Transcribe the whole listing without a single picture.

● ● ● ● ● ● ●

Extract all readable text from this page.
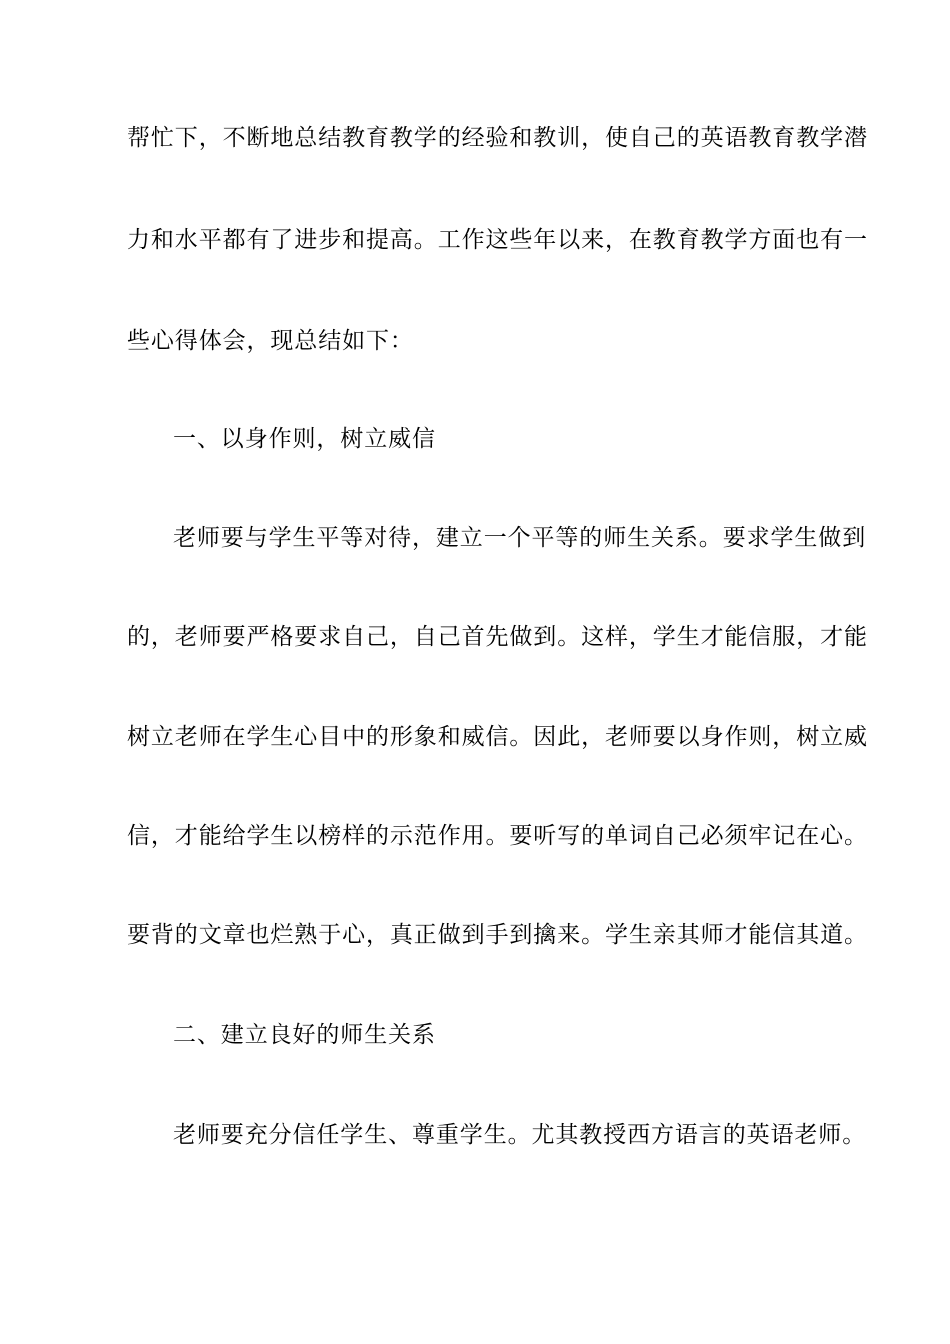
帮忙下，不断地总结教育教学的经验和教训，使自己的英语教育教学潜
力和水平都有了进步和提高。工作这些年以来，在教育教学方面也有一
些心得体会，现总结如下：
一、以身作则，树立威信
老师要与学生平等对待，建立一个平等的师生关系。要求学生做到
的，老师要严格要求自己，自己首先做到。这样，学生才能信服，才能
树立老师在学生心目中的形象和威信。因此，老师要以身作则，树立威
信，才能给学生以榜样的示范作用。要听写的单词自己必须牢记在心。
要背的文章也烂熟于心，真正做到手到擒来。学生亲其师才能信其道。
二、建立良好的师生关系
老师要充分信任学生、尊重学生。尤其教授西方语言的英语老师。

● ● ● ● ● ● ●

SOLUTION TO THIS TASK:
Extract all readable text from this page.
帮忙下，不断地总结教育教学的经验和教训，使自己的英语教育教学潜
力和水平都有了进步和提高。工作这些年以来，在教育教学方面也有一
些心得体会，现总结如下：
一、以身作则，树立威信
老师要与学生平等对待，建立一个平等的师生关系。要求学生做到
的，老师要严格要求自己，自己首先做到。这样，学生才能信服，才能
树立老师在学生心目中的形象和威信。因此，老师要以身作则，树立威
信，才能给学生以榜样的示范作用。要听写的单词自己必须牢记在心。
要背的文章也烂熟于心，真正做到手到擒来。学生亲其师才能信其道。
二、建立良好的师生关系
老师要充分信任学生、尊重学生。尤其教授西方语言的英语老师。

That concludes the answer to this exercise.